Data excerpts:

^^^^^^^^

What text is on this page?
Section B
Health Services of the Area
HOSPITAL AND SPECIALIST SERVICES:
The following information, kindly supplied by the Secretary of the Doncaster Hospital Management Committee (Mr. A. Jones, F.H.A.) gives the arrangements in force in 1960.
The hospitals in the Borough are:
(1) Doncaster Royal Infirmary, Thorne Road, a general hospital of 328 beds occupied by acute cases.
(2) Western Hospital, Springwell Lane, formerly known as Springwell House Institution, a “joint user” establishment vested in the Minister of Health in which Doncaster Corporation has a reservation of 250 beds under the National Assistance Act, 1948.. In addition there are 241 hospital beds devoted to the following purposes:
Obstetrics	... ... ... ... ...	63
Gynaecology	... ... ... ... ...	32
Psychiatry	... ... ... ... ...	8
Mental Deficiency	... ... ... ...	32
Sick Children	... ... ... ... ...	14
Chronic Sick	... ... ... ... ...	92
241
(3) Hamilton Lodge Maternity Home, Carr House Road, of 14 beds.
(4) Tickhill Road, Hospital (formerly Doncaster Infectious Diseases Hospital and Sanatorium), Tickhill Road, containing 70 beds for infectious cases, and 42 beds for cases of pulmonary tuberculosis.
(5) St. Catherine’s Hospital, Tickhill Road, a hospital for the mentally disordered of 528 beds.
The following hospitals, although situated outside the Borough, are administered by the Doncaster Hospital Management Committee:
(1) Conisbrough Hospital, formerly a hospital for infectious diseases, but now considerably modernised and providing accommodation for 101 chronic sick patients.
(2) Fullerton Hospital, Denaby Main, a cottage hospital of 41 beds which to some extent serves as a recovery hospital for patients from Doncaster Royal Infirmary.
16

^^^^^^^^

> [ACTIVITY]:
Take the data above and reproduce it exactly.

> [SOLUTION TO THIS TASK]:
What text is on this page?
Section B
Health Services of the Area
HOSPITAL AND SPECIALIST SERVICES:
The following information, kindly supplied by the Secretary of the Doncaster Hospital Management Committee (Mr. A. Jones, F.H.A.) gives the arrangements in force in 1960.
The hospitals in the Borough are:
(1) Doncaster Royal Infirmary, Thorne Road, a general hospital of 328 beds occupied by acute cases.
(2) Western Hospital, Springwell Lane, formerly known as Springwell House Institution, a “joint user” establishment vested in the Minister of Health in which Doncaster Corporation has a reservation of 250 beds under the National Assistance Act, 1948.. In addition there are 241 hospital beds devoted to the following purposes:
Obstetrics	... ... ... ... ...	63
Gynaecology	... ... ... ... ...	32
Psychiatry	... ... ... ... ...	8
Mental Deficiency	... ... ... ...	32
Sick Children	... ... ... ... ...	14
Chronic Sick	... ... ... ... ...	92
241
(3) Hamilton Lodge Maternity Home, Carr House Road, of 14 beds.
(4) Tickhill Road, Hospital (formerly Doncaster Infectious Diseases Hospital and Sanatorium), Tickhill Road, containing 70 beds for infectious cases, and 42 beds for cases of pulmonary tuberculosis.
(5) St. Catherine’s Hospital, Tickhill Road, a hospital for the mentally disordered of 528 beds.
The following hospitals, although situated outside the Borough, are administered by the Doncaster Hospital Management Committee:
(1) Conisbrough Hospital, formerly a hospital for infectious diseases, but now considerably modernised and providing accommodation for 101 chronic sick patients.
(2) Fullerton Hospital, Denaby Main, a cottage hospital of 41 beds which to some extent serves as a recovery hospital for patients from Doncaster Royal Infirmary.
16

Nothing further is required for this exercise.